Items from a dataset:
☆ ☆ ☆ ☆
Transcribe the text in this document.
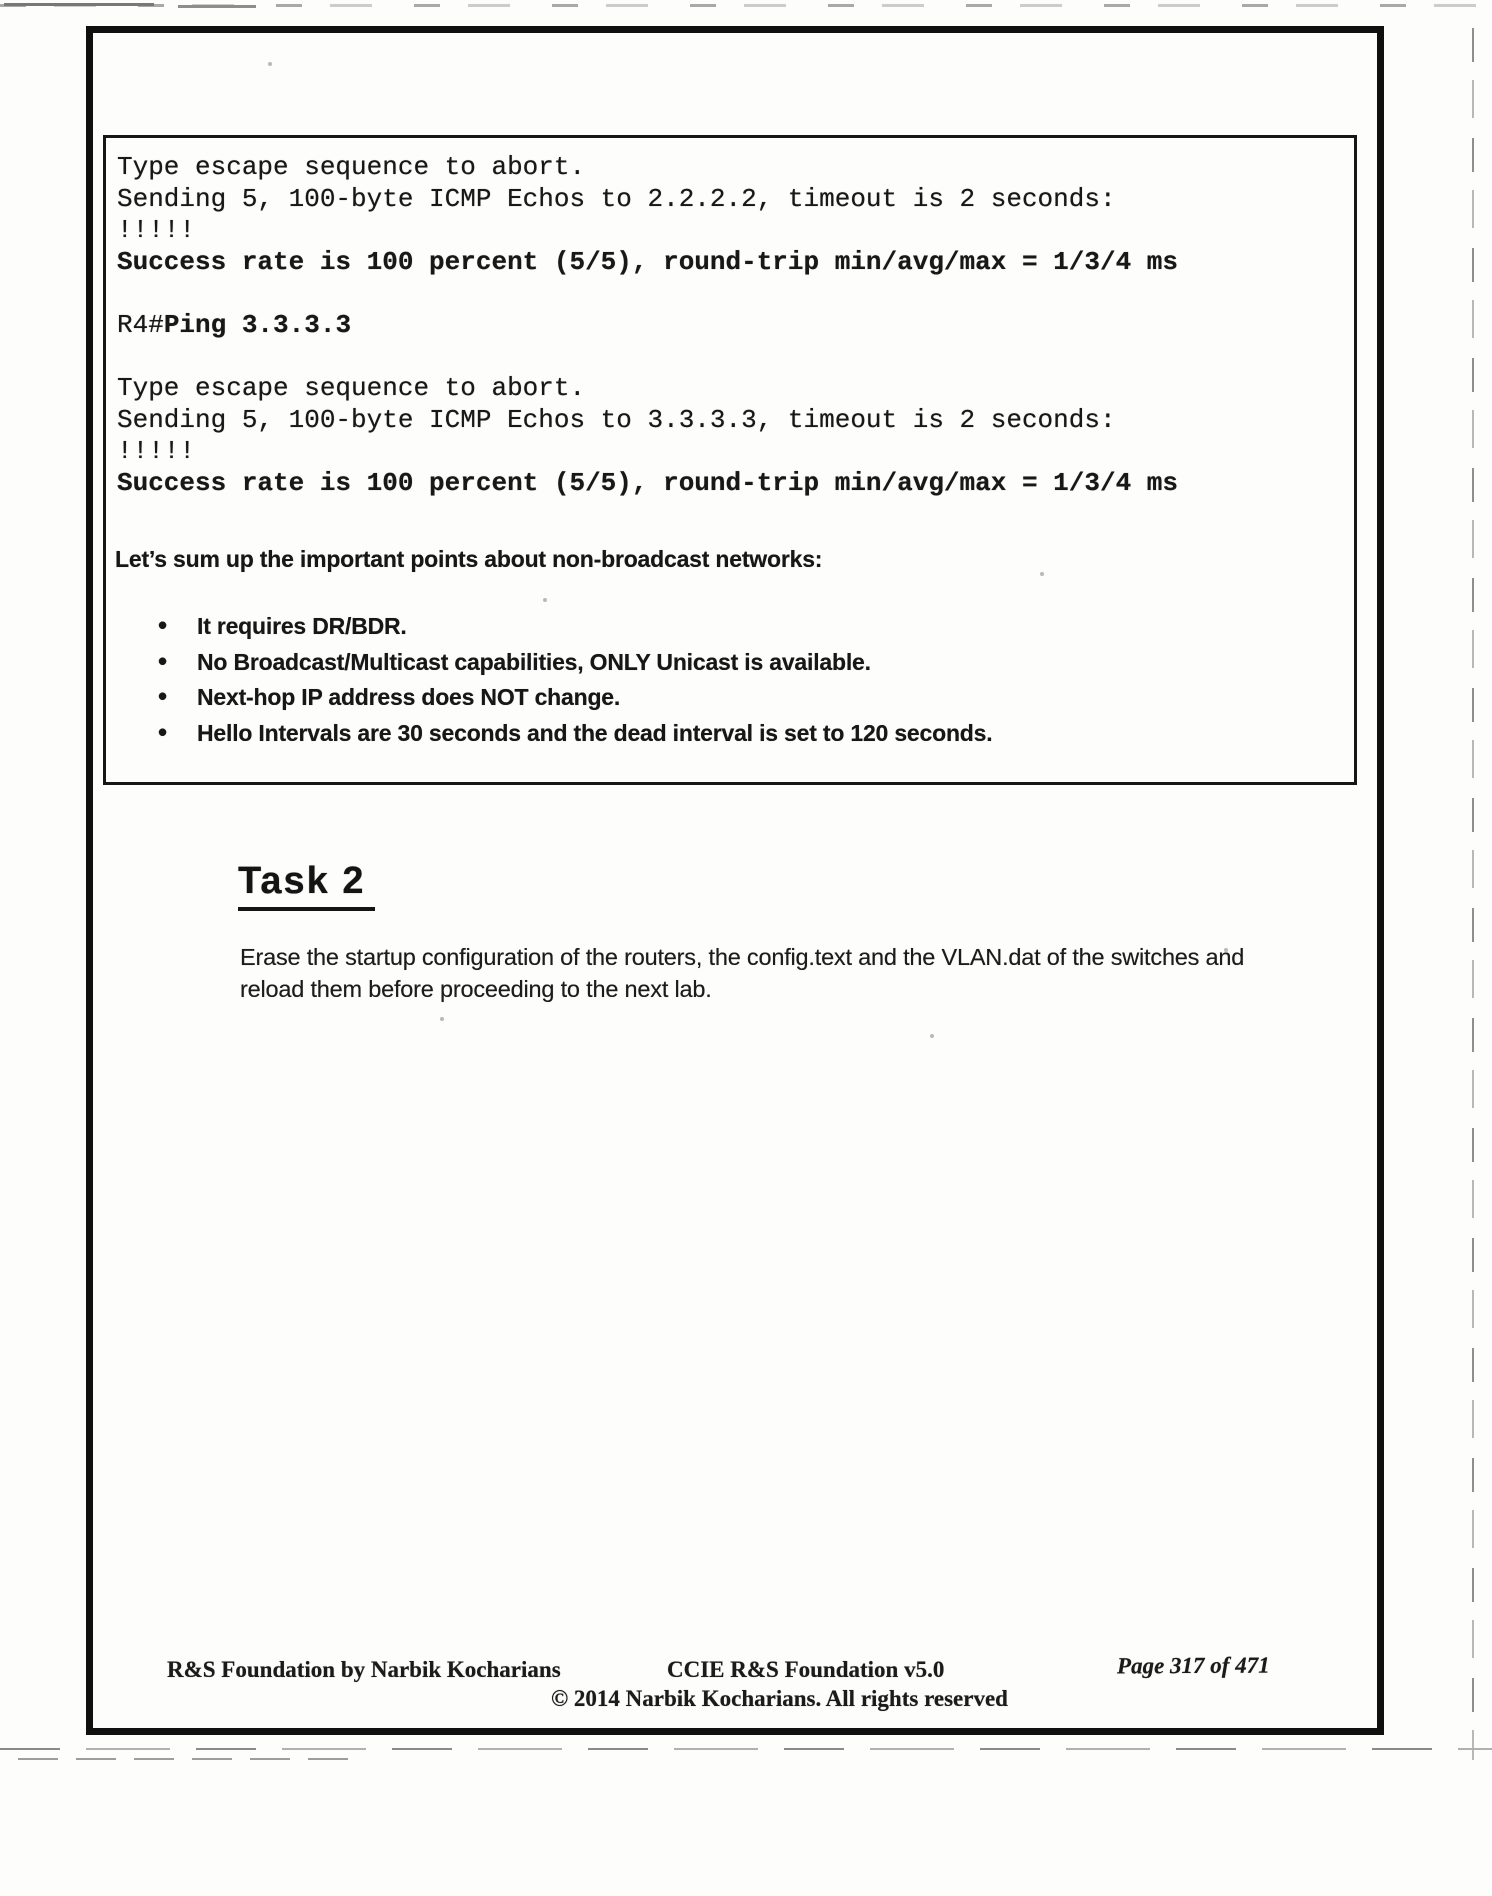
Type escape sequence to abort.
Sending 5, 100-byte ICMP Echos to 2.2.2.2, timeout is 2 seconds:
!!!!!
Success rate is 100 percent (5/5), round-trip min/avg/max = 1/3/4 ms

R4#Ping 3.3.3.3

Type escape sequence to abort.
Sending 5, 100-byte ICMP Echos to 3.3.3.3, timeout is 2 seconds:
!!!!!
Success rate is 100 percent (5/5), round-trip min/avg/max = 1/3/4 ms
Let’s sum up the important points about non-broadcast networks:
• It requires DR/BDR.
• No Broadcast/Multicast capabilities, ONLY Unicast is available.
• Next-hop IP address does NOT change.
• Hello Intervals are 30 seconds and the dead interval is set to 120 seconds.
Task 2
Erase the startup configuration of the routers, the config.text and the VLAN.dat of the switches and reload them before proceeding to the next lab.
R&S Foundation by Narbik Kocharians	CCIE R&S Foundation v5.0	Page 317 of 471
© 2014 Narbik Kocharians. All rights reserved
☆ ☆ ☆ ☆
_THE REQUEST_.
Check each line of the records above for the string "Echos", and report every line that has it.

_RESULT OF THIS EXERCISE_.
Sending 5, 100-byte ICMP Echos to 2.2.2.2, timeout is 2 seconds:
Sending 5, 100-byte ICMP Echos to 3.3.3.3, timeout is 2 seconds:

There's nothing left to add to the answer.